**Data shown:**

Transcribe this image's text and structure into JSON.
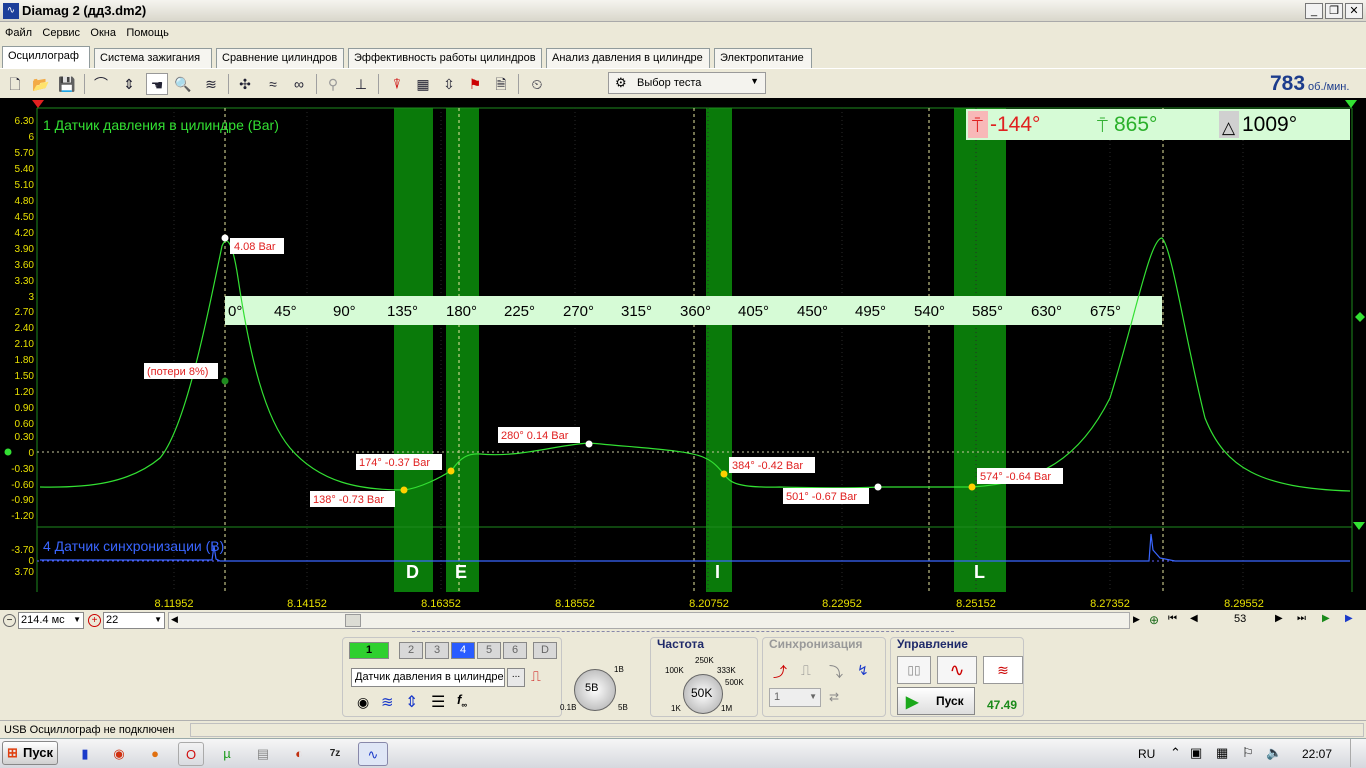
{
  "window": {
    "title": "Diamag 2 (дд3.dm2)",
    "minimize": "_",
    "restore": "❐",
    "close": "✕"
  },
  "menu": [
    "Файл",
    "Сервис",
    "Окна",
    "Помощь"
  ],
  "tabs": [
    "Осциллограф",
    "Система зажигания",
    "Сравнение цилиндров",
    "Эффективность работы цилиндров",
    "Анализ давления в цилиндре",
    "Электропитание"
  ],
  "toolbar": {
    "test_select": "Выбор теста",
    "rpm_value": "783",
    "rpm_unit": "об./мин."
  },
  "scope": {
    "channel1_label": "1 Датчик давления в цилиндре (Bar)",
    "channel4_label": "4 Датчик синхронизации (В)",
    "y_ticks": [
      "6.30",
      "6",
      "5.70",
      "5.40",
      "5.10",
      "4.80",
      "4.50",
      "4.20",
      "3.90",
      "3.60",
      "3.30",
      "3",
      "2.70",
      "2.40",
      "2.10",
      "1.80",
      "1.50",
      "1.20",
      "0.90",
      "0.60",
      "0.30",
      "0",
      "-0.30",
      "-0.60",
      "-0.90",
      "-1.20"
    ],
    "y_ticks_ch4": [
      "-3.70",
      "0",
      "3.70"
    ],
    "x_ticks": [
      "8.11952",
      "8.14152",
      "8.16352",
      "8.18552",
      "8.20752",
      "8.22952",
      "8.25152",
      "8.27352",
      "8.29552"
    ],
    "deg_ruler": [
      "0°",
      "45°",
      "90°",
      "135°",
      "180°",
      "225°",
      "270°",
      "315°",
      "360°",
      "405°",
      "450°",
      "495°",
      "540°",
      "585°",
      "630°",
      "675°"
    ],
    "phase_letters": [
      "D",
      "E",
      "I",
      "L"
    ],
    "info": {
      "angle1": "-144°",
      "angle2": "865°",
      "angle3": "1009°"
    },
    "annotations": {
      "peak": "4.08 Bar",
      "loss": "(потери 8%)",
      "p138": "138° -0.73 Bar",
      "p174": "174° -0.37 Bar",
      "p280": "280° 0.14 Bar",
      "p384": "384° -0.42 Bar",
      "p501": "501° -0.67 Bar",
      "p574": "574° -0.64 Bar"
    },
    "colors": {
      "trace": "#33e033",
      "sync": "#3a66ff",
      "band": "#0a7a0a",
      "label": "#e02020"
    }
  },
  "navbar": {
    "timebase": "214.4 мс",
    "zoom": "22",
    "page": "53"
  },
  "channels": {
    "buttons": [
      "1",
      "2",
      "3",
      "4",
      "5",
      "6",
      "D"
    ],
    "sensor": "Датчик давления в цилиндре",
    "browse": "...",
    "scale_value": "5В",
    "scale_min": "0.1В",
    "scale_max": "1В",
    "scale_max2": "5В"
  },
  "freq": {
    "title": "Частота",
    "value": "50K",
    "ticks": [
      "100K",
      "250K",
      "333K",
      "500K",
      "1K",
      "1M"
    ]
  },
  "sync": {
    "title": "Синхронизация",
    "channel": "1"
  },
  "control": {
    "title": "Управление",
    "start": "Пуск",
    "fps": "47.49"
  },
  "status": {
    "text": "USB Осциллограф не подключен"
  },
  "taskbar": {
    "start": "Пуск",
    "lang": "RU",
    "time": "22:07"
  }
}
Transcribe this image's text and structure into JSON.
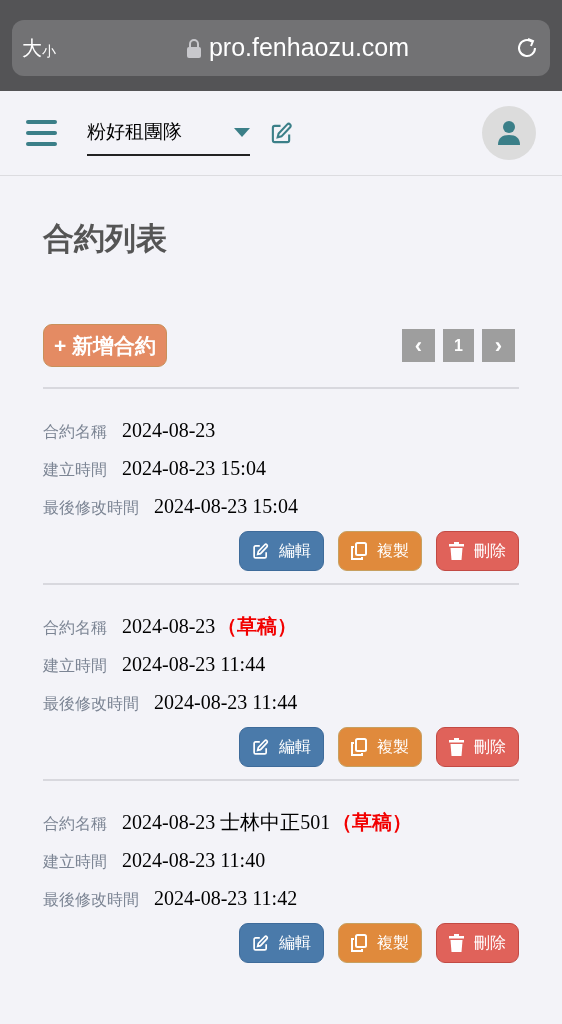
{
  "browser": {
    "text_size": "大",
    "text_size_small": "小",
    "url": "pro.fenhaozu.com"
  },
  "header": {
    "team": "粉好租團隊"
  },
  "page": {
    "title": "合約列表",
    "add_button": "+ 新增合約",
    "pagination": {
      "prev": "‹",
      "page": "1",
      "next": "›"
    }
  },
  "contracts": [
    {
      "fields": [
        {
          "label": "合約名稱",
          "value": "2024-08-23"
        },
        {
          "label": "建立時間",
          "value": "2024-08-23 15:04"
        },
        {
          "label": "最後修改時間",
          "value": "2024-08-23 15:04"
        }
      ],
      "actions": [
        {
          "kind": "edit",
          "label": "編輯"
        },
        {
          "kind": "copy",
          "label": "複製"
        },
        {
          "kind": "delete",
          "label": "刪除"
        }
      ]
    },
    {
      "fields": [
        {
          "label": "合約名稱",
          "value": "2024-08-23"
        },
        {
          "label": "建立時間",
          "value": "2024-08-23 11:44"
        },
        {
          "label": "最後修改時間",
          "value": "2024-08-23 11:44"
        }
      ],
      "draft_tag": "（草稿）",
      "actions": [
        {
          "kind": "edit",
          "label": "編輯"
        },
        {
          "kind": "copy",
          "label": "複製"
        },
        {
          "kind": "delete",
          "label": "刪除"
        }
      ]
    },
    {
      "fields": [
        {
          "label": "合約名稱",
          "value": "2024-08-23 士林中正501"
        },
        {
          "label": "建立時間",
          "value": "2024-08-23 11:40"
        },
        {
          "label": "最後修改時間",
          "value": "2024-08-23 11:42"
        }
      ],
      "draft_tag": "（草稿）",
      "actions": [
        {
          "kind": "edit",
          "label": "編輯"
        },
        {
          "kind": "copy",
          "label": "複製"
        },
        {
          "kind": "delete",
          "label": "刪除"
        }
      ]
    }
  ]
}
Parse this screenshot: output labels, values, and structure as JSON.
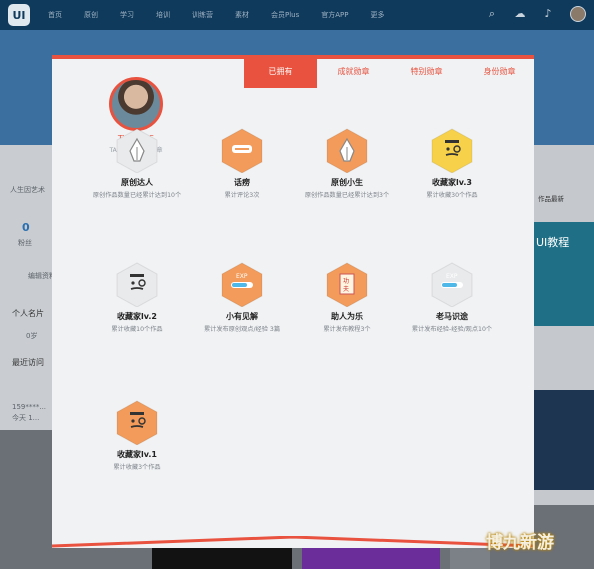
{
  "nav": {
    "logo": "UI",
    "items": [
      "首页",
      "原创",
      "学习",
      "培训",
      "训练营",
      "素材",
      "会员Plus",
      "官方APP",
      "更多"
    ]
  },
  "background": {
    "left_texts": [
      "人生因艺术",
      "0",
      "粉丝",
      "编辑资料",
      "个人名片",
      "0岁",
      "最近访问",
      "159****...",
      "今天 1..."
    ],
    "right_texts": [
      "作品最新",
      "UI教程"
    ]
  },
  "profile": {
    "name": "Tiffany_S",
    "subtitle": "TA已经获得0枚勋章"
  },
  "tabs": [
    {
      "label": "已拥有",
      "active": true
    },
    {
      "label": "成就勋章",
      "active": false
    },
    {
      "label": "特别勋章",
      "active": false
    },
    {
      "label": "身份勋章",
      "active": false
    }
  ],
  "badges": [
    {
      "name": "原创达人",
      "desc": "原创作品数量已经累计达到10个",
      "icon": "pen-nib-icon",
      "color": "#e9eaec"
    },
    {
      "name": "话痨",
      "desc": "累计评论3次",
      "icon": "chat-bubble-icon",
      "color": "#f29b5a"
    },
    {
      "name": "原创小生",
      "desc": "原创作品数量已经累计达到3个",
      "icon": "pen-nib-icon",
      "color": "#f29b5a"
    },
    {
      "name": "收藏家lv.3",
      "desc": "累计收藏30个作品",
      "icon": "monocle-face-icon",
      "color": "#f7d14a"
    },
    {
      "name": "收藏家lv.2",
      "desc": "累计收藏10个作品",
      "icon": "monocle-face-icon",
      "color": "#e9eaec"
    },
    {
      "name": "小有见解",
      "desc": "累计发布原创观点/经验 3篇",
      "icon": "exp-bar-icon",
      "color": "#f29b5a"
    },
    {
      "name": "助人为乐",
      "desc": "累计发布教程3个",
      "icon": "scroll-icon",
      "color": "#f29b5a"
    },
    {
      "name": "老马识途",
      "desc": "累计发布经验-经验/观点10个",
      "icon": "exp-bar-icon",
      "color": "#e9eaec"
    },
    {
      "name": "收藏家lv.1",
      "desc": "累计收藏3个作品",
      "icon": "monocle-face-icon",
      "color": "#f29b5a"
    }
  ],
  "watermark": "博九新游",
  "colors": {
    "accent": "#e8523e",
    "header": "#0f3a5c"
  }
}
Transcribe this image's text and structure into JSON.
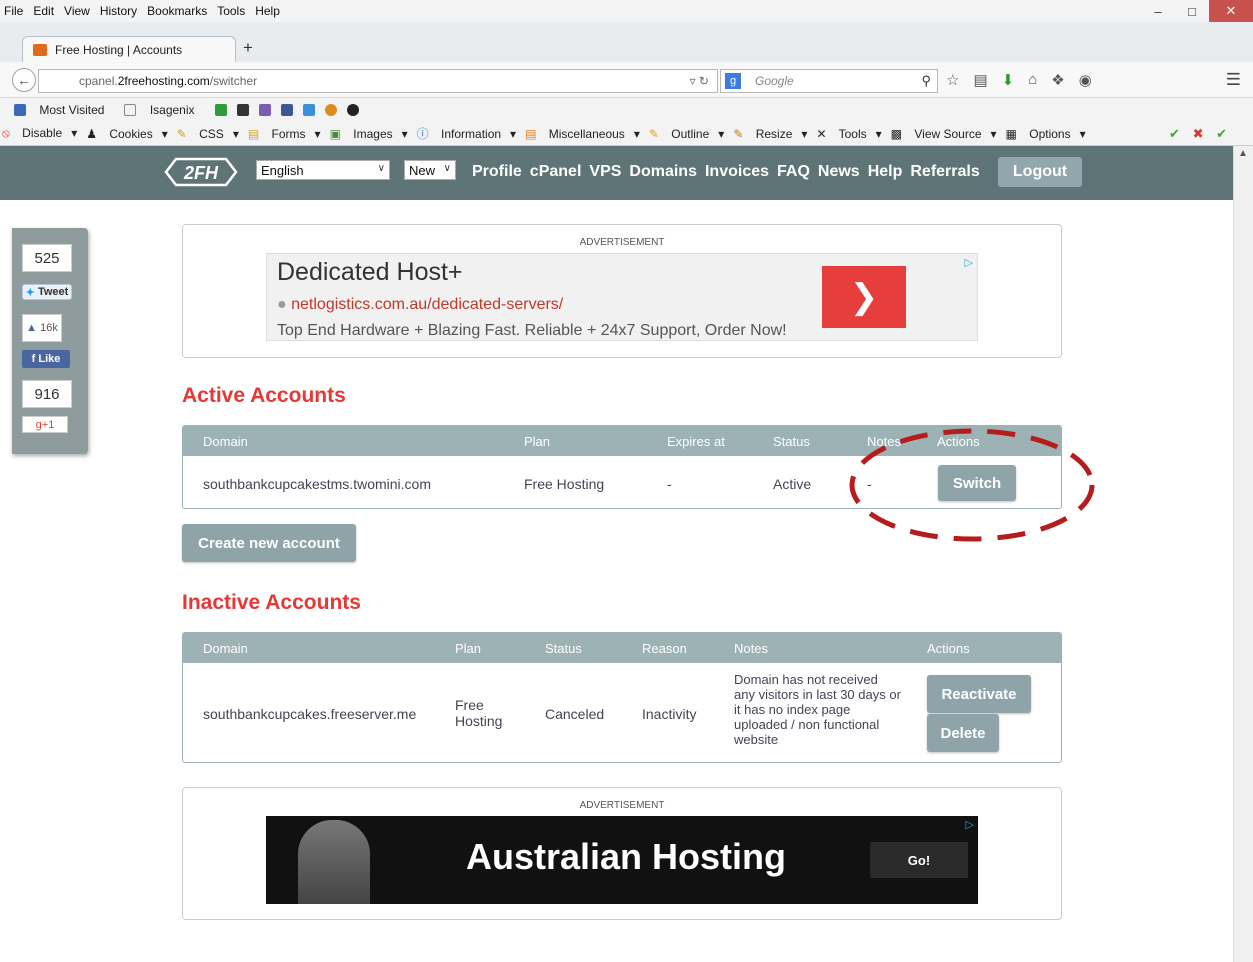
{
  "browser": {
    "menu": [
      "File",
      "Edit",
      "View",
      "History",
      "Bookmarks",
      "Tools",
      "Help"
    ],
    "tab_title": "Free Hosting | Accounts",
    "url_prefix": "cpanel.",
    "url_domain": "2freehosting.com",
    "url_path": "/switcher",
    "search_placeholder": "Google",
    "bookmarks": [
      "Most Visited",
      "Isagenix"
    ],
    "webdev_toolbar": [
      "Disable",
      "Cookies",
      "CSS",
      "Forms",
      "Images",
      "Information",
      "Miscellaneous",
      "Outline",
      "Resize",
      "Tools",
      "View Source",
      "Options"
    ]
  },
  "header": {
    "logo_text": "2FH",
    "language": "English",
    "new_select": "New",
    "nav": [
      "Profile",
      "cPanel",
      "VPS",
      "Domains",
      "Invoices",
      "FAQ",
      "News",
      "Help",
      "Referrals"
    ],
    "logout_label": "Logout"
  },
  "social": {
    "tweet_count": "525",
    "tweet_label": "Tweet",
    "fb_count": "16k",
    "like_label": "Like",
    "gplus_count": "916",
    "gplus_label": "g+1"
  },
  "ad_top": {
    "label": "ADVERTISEMENT",
    "title": "Dedicated Host+",
    "url": "netlogistics.com.au/dedicated-servers/",
    "desc": "Top End Hardware + Blazing Fast. Reliable + 24x7 Support, Order Now!"
  },
  "active": {
    "title": "Active Accounts",
    "headers": [
      "Domain",
      "Plan",
      "Expires at",
      "Status",
      "Notes",
      "Actions"
    ],
    "row": {
      "domain": "southbankcupcakestms.twomini.com",
      "plan": "Free Hosting",
      "expires": "-",
      "status": "Active",
      "notes": "-",
      "action": "Switch"
    },
    "create_label": "Create new account"
  },
  "inactive": {
    "title": "Inactive Accounts",
    "headers": [
      "Domain",
      "Plan",
      "Status",
      "Reason",
      "Notes",
      "Actions"
    ],
    "row": {
      "domain": "southbankcupcakes.freeserver.me",
      "plan": "Free Hosting",
      "status": "Canceled",
      "reason": "Inactivity",
      "notes": "Domain has not received any visitors in last 30 days or it has no index page uploaded / non functional website",
      "reactivate": "Reactivate",
      "delete": "Delete"
    }
  },
  "ad_bottom": {
    "label": "ADVERTISEMENT",
    "title": "Australian Hosting",
    "cta": "Go!"
  },
  "colors": {
    "header_bg": "#5f7476",
    "table_head": "#9db2b5",
    "button": "#8ea4a8",
    "section_title": "#e53935",
    "annotation": "#b71c1c"
  }
}
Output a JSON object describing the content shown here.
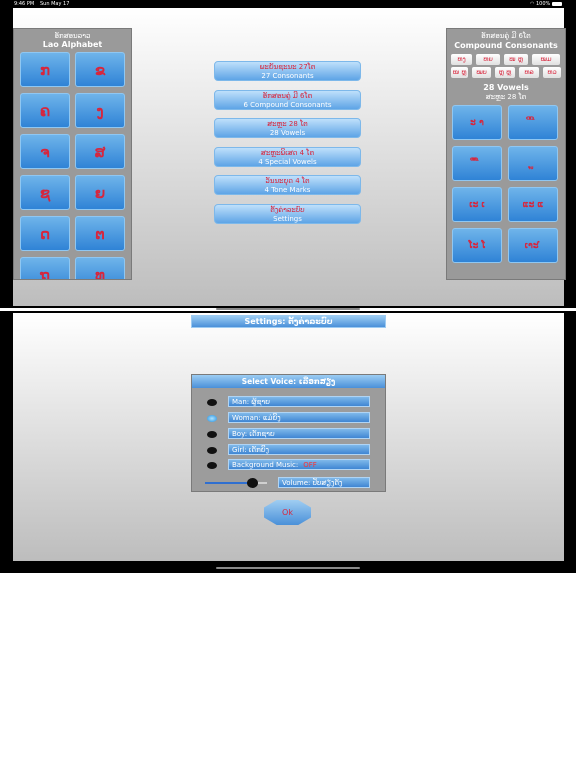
{
  "status_bar": {
    "time": "9:46 PM",
    "date": "Sun May 17",
    "battery": "100%"
  },
  "left_panel": {
    "title_lao": "ອັກສອນລາວ",
    "title_en": "Lao Alphabet",
    "letters": [
      "ກ",
      "ຂ",
      "ຄ",
      "ງ",
      "ຈ",
      "ສ",
      "ຊ",
      "ຍ",
      "ດ",
      "ຕ",
      "ຖ",
      "ທ"
    ]
  },
  "menu": [
    {
      "lao": "ພະຍັນຊະນະ 27ໂຕ",
      "en": "27 Consonants"
    },
    {
      "lao": "ອັກສອນຄູ່ ມີ 6ໂຕ",
      "en": "6 Compound Consonants"
    },
    {
      "lao": "ສະຫຼະ 28 ໂຕ",
      "en": "28 Vowels"
    },
    {
      "lao": "ສະຫຼະພິເສດ 4 ໂຕ",
      "en": "4 Special Vowels"
    },
    {
      "lao": "ວັນນະຍຸດ 4 ໂຕ",
      "en": "4 Tone Marks"
    },
    {
      "lao": "ຕັ້ງຄ່າລະບົບ",
      "en": "Settings"
    }
  ],
  "right_panel": {
    "title_lao": "ອັກສອນຄູ່ ມີ 6ໂຕ",
    "title_en": "Compound Consonants",
    "compound_row1": [
      "ຫງ",
      "ຫຍ",
      "ໜ ຫຼ",
      "ໝມ"
    ],
    "compound_row2": [
      "ໜ ຫຼ",
      "ໝບ",
      "ຫຼ ຫຼ",
      "ຫລ",
      "ຫວ"
    ],
    "vowels_en": "28 Vowels",
    "vowels_lao": "ສະຫຼະ 28 ໂຕ",
    "vowels": [
      "ະ າ",
      "ິ ີ",
      "ຶ ື",
      "ຸ ູ",
      "ເະ ເ",
      "ແະ ແ",
      "ໂະ ໂ",
      "ເາະ ໍ"
    ]
  },
  "settings": {
    "title": "Settings:",
    "title_lao": "ຕັ້ງຄ່າລະບົບ",
    "voice_title": "Select Voice:",
    "voice_title_lao": "ເລືອກສຽງ",
    "options": [
      {
        "label": "Man:",
        "lao": "ຜູ້ຊາຍ",
        "selected": false
      },
      {
        "label": "Woman:",
        "lao": "ແມ່ຍິງ",
        "selected": true
      },
      {
        "label": "Boy:",
        "lao": "ເດັກຊາຍ",
        "selected": false
      },
      {
        "label": "Girl:",
        "lao": "ເດັກຍິງ",
        "selected": false
      }
    ],
    "music_label": "Background Music:",
    "music_state": "OFF",
    "volume_label": "Volume:",
    "volume_lao": "ປັບສຽງດັງ",
    "volume_level": 0.75,
    "ok_label": "Ok"
  },
  "colors": {
    "accent": "#3f86d3",
    "label_red": "#d7263d"
  }
}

**Directions for this task:**
Locate and copy each line in the data above that includes the word "Датчик".

**Reply:**
    "channel1_label": "1 Датчик давления в цилиндре (Bar)",
    "channel4_label": "4 Датчик синхронизации (В)",
    "sensor": "Датчик давления в цилиндре",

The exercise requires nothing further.